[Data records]
>> Start

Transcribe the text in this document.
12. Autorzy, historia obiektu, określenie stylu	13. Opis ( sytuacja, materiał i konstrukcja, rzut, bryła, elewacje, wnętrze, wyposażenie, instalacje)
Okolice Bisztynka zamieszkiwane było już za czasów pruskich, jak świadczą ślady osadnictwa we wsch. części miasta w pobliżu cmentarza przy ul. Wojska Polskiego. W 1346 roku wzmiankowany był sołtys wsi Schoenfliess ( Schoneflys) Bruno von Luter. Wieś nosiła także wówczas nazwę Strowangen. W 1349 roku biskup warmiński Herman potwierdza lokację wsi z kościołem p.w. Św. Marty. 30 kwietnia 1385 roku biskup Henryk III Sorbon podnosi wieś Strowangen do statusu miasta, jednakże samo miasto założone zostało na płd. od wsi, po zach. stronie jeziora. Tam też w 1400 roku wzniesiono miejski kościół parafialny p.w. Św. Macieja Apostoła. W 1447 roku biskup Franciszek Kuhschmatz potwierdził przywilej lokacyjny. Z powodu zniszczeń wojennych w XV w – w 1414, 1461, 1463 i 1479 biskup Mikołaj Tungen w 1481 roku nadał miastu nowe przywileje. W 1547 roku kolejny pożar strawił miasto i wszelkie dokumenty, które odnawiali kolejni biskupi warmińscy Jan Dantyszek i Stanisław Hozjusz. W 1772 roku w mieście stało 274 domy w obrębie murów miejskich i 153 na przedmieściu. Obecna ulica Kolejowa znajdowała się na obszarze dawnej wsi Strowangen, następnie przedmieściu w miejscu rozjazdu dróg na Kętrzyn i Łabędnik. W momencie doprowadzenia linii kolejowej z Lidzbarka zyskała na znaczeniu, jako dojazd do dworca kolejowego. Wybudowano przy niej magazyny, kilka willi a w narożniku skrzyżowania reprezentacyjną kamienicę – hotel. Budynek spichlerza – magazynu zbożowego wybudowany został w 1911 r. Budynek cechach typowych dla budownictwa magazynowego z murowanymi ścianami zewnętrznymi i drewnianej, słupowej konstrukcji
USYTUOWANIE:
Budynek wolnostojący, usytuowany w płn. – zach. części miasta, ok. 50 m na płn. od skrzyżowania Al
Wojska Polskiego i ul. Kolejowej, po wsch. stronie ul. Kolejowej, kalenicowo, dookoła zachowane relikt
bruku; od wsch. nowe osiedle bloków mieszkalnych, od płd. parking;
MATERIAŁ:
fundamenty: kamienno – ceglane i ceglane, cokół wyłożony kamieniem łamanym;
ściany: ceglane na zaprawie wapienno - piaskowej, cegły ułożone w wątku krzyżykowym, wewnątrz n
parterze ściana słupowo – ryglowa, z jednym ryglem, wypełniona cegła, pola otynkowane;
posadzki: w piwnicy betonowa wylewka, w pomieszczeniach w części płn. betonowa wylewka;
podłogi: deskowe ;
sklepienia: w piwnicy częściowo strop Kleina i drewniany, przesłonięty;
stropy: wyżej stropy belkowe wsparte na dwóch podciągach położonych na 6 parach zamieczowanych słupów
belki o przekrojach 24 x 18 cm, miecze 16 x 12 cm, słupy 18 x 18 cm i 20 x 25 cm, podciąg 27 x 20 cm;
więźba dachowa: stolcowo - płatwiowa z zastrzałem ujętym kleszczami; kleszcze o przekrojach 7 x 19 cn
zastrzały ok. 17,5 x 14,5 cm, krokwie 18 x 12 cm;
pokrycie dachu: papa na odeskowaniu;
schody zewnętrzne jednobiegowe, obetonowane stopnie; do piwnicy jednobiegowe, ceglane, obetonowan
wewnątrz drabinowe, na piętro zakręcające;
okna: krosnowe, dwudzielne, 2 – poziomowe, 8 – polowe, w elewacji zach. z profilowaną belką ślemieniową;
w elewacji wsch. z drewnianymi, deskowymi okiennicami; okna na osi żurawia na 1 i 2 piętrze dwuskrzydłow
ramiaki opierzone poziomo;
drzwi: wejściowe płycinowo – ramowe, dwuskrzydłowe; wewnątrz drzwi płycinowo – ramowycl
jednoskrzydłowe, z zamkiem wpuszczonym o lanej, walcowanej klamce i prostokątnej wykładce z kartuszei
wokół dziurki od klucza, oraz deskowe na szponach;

>> End

• _TASK GOAL_: Go through the data and return every record exactly.

• _WRITTEN RESPONSE_:
Transcribe the text in this document.
12. Autorzy, historia obiektu, określenie stylu	13. Opis ( sytuacja, materiał i konstrukcja, rzut, bryła, elewacje, wnętrze, wyposażenie, instalacje)
Okolice Bisztynka zamieszkiwane było już za czasów pruskich, jak świadczą ślady osadnictwa we wsch. części miasta w pobliżu cmentarza przy ul. Wojska Polskiego. W 1346 roku wzmiankowany był sołtys wsi Schoenfliess ( Schoneflys) Bruno von Luter. Wieś nosiła także wówczas nazwę Strowangen. W 1349 roku biskup warmiński Herman potwierdza lokację wsi z kościołem p.w. Św. Marty. 30 kwietnia 1385 roku biskup Henryk III Sorbon podnosi wieś Strowangen do statusu miasta, jednakże samo miasto założone zostało na płd. od wsi, po zach. stronie jeziora. Tam też w 1400 roku wzniesiono miejski kościół parafialny p.w. Św. Macieja Apostoła. W 1447 roku biskup Franciszek Kuhschmatz potwierdził przywilej lokacyjny. Z powodu zniszczeń wojennych w XV w – w 1414, 1461, 1463 i 1479 biskup Mikołaj Tungen w 1481 roku nadał miastu nowe przywileje. W 1547 roku kolejny pożar strawił miasto i wszelkie dokumenty, które odnawiali kolejni biskupi warmińscy Jan Dantyszek i Stanisław Hozjusz. W 1772 roku w mieście stało 274 domy w obrębie murów miejskich i 153 na przedmieściu. Obecna ulica Kolejowa znajdowała się na obszarze dawnej wsi Strowangen, następnie przedmieściu w miejscu rozjazdu dróg na Kętrzyn i Łabędnik. W momencie doprowadzenia linii kolejowej z Lidzbarka zyskała na znaczeniu, jako dojazd do dworca kolejowego. Wybudowano przy niej magazyny, kilka willi a w narożniku skrzyżowania reprezentacyjną kamienicę – hotel. Budynek spichlerza – magazynu zbożowego wybudowany został w 1911 r. Budynek cechach typowych dla budownictwa magazynowego z murowanymi ścianami zewnętrznymi i drewnianej, słupowej konstrukcji
USYTUOWANIE:
Budynek wolnostojący, usytuowany w płn. – zach. części miasta, ok. 50 m na płn. od skrzyżowania Al
Wojska Polskiego i ul. Kolejowej, po wsch. stronie ul. Kolejowej, kalenicowo, dookoła zachowane relikt
bruku; od wsch. nowe osiedle bloków mieszkalnych, od płd. parking;
MATERIAŁ:
fundamenty: kamienno – ceglane i ceglane, cokół wyłożony kamieniem łamanym;
ściany: ceglane na zaprawie wapienno - piaskowej, cegły ułożone w wątku krzyżykowym, wewnątrz n
parterze ściana słupowo – ryglowa, z jednym ryglem, wypełniona cegła, pola otynkowane;
posadzki: w piwnicy betonowa wylewka, w pomieszczeniach w części płn. betonowa wylewka;
podłogi: deskowe ;
sklepienia: w piwnicy częściowo strop Kleina i drewniany, przesłonięty;
stropy: wyżej stropy belkowe wsparte na dwóch podciągach położonych na 6 parach zamieczowanych słupów
belki o przekrojach 24 x 18 cm, miecze 16 x 12 cm, słupy 18 x 18 cm i 20 x 25 cm, podciąg 27 x 20 cm;
więźba dachowa: stolcowo - płatwiowa z zastrzałem ujętym kleszczami; kleszcze o przekrojach 7 x 19 cn
zastrzały ok. 17,5 x 14,5 cm, krokwie 18 x 12 cm;
pokrycie dachu: papa na odeskowaniu;
schody zewnętrzne jednobiegowe, obetonowane stopnie; do piwnicy jednobiegowe, ceglane, obetonowan
wewnątrz drabinowe, na piętro zakręcające;
okna: krosnowe, dwudzielne, 2 – poziomowe, 8 – polowe, w elewacji zach. z profilowaną belką ślemieniową;
w elewacji wsch. z drewnianymi, deskowymi okiennicami; okna na osi żurawia na 1 i 2 piętrze dwuskrzydłow
ramiaki opierzone poziomo;
drzwi: wejściowe płycinowo – ramowe, dwuskrzydłowe; wewnątrz drzwi płycinowo – ramowycl
jednoskrzydłowe, z zamkiem wpuszczonym o lanej, walcowanej klamce i prostokątnej wykładce z kartuszei
wokół dziurki od klucza, oraz deskowe na szponach;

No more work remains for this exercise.